Task to complete. Can you give all the records again without altering a single character?

Data excerpts.
=-=-=

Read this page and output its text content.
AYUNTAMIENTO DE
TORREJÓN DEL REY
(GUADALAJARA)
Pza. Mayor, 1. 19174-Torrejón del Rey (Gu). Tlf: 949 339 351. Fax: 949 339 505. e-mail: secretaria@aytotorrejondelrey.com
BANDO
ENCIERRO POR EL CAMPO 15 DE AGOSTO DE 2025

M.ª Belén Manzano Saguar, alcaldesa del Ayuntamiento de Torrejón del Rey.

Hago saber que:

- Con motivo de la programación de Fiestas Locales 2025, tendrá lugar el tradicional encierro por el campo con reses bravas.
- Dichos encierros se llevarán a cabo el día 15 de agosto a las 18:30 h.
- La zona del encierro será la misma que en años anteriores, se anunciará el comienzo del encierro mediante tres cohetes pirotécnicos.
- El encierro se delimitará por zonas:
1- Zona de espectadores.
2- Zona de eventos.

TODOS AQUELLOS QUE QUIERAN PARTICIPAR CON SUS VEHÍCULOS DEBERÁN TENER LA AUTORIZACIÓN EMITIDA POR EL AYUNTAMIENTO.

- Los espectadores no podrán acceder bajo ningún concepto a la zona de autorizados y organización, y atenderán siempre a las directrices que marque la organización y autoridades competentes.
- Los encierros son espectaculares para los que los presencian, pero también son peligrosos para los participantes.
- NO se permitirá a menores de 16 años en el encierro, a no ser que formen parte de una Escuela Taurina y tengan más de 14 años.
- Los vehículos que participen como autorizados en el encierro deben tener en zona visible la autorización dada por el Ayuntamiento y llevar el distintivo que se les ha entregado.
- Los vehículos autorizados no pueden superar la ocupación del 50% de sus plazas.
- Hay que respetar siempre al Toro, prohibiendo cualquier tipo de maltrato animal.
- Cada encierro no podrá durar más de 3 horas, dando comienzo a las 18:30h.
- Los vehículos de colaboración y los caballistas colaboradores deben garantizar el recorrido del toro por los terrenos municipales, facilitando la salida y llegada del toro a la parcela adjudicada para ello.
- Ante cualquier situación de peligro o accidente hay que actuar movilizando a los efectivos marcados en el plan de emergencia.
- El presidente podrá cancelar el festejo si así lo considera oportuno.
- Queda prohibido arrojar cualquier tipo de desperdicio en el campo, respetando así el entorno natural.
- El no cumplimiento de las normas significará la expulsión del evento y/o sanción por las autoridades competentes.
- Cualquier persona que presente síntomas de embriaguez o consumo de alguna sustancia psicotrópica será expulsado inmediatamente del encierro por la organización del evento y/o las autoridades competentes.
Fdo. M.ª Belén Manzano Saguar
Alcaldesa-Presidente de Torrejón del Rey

=-=-=

Task answer.
Read this page and output its text content.
AYUNTAMIENTO DE
TORREJÓN DEL REY
(GUADALAJARA)
Pza. Mayor, 1. 19174-Torrejón del Rey (Gu). Tlf: 949 339 351. Fax: 949 339 505. e-mail: secretaria@aytotorrejondelrey.com
BANDO
ENCIERRO POR EL CAMPO 15 DE AGOSTO DE 2025

M.ª Belén Manzano Saguar, alcaldesa del Ayuntamiento de Torrejón del Rey.

Hago saber que:

- Con motivo de la programación de Fiestas Locales 2025, tendrá lugar el tradicional encierro por el campo con reses bravas.
- Dichos encierros se llevarán a cabo el día 15 de agosto a las 18:30 h.
- La zona del encierro será la misma que en años anteriores, se anunciará el comienzo del encierro mediante tres cohetes pirotécnicos.
- El encierro se delimitará por zonas:
1- Zona de espectadores.
2- Zona de eventos.

TODOS AQUELLOS QUE QUIERAN PARTICIPAR CON SUS VEHÍCULOS DEBERÁN TENER LA AUTORIZACIÓN EMITIDA POR EL AYUNTAMIENTO.

- Los espectadores no podrán acceder bajo ningún concepto a la zona de autorizados y organización, y atenderán siempre a las directrices que marque la organización y autoridades competentes.
- Los encierros son espectaculares para los que los presencian, pero también son peligrosos para los participantes.
- NO se permitirá a menores de 16 años en el encierro, a no ser que formen parte de una Escuela Taurina y tengan más de 14 años.
- Los vehículos que participen como autorizados en el encierro deben tener en zona visible la autorización dada por el Ayuntamiento y llevar el distintivo que se les ha entregado.
- Los vehículos autorizados no pueden superar la ocupación del 50% de sus plazas.
- Hay que respetar siempre al Toro, prohibiendo cualquier tipo de maltrato animal.
- Cada encierro no podrá durar más de 3 horas, dando comienzo a las 18:30h.
- Los vehículos de colaboración y los caballistas colaboradores deben garantizar el recorrido del toro por los terrenos municipales, facilitando la salida y llegada del toro a la parcela adjudicada para ello.
- Ante cualquier situación de peligro o accidente hay que actuar movilizando a los efectivos marcados en el plan de emergencia.
- El presidente podrá cancelar el festejo si así lo considera oportuno.
- Queda prohibido arrojar cualquier tipo de desperdicio en el campo, respetando así el entorno natural.
- El no cumplimiento de las normas significará la expulsión del evento y/o sanción por las autoridades competentes.
- Cualquier persona que presente síntomas de embriaguez o consumo de alguna sustancia psicotrópica será expulsado inmediatamente del encierro por la organización del evento y/o las autoridades competentes.
Fdo. M.ª Belén Manzano Saguar
Alcaldesa-Presidente de Torrejón del Rey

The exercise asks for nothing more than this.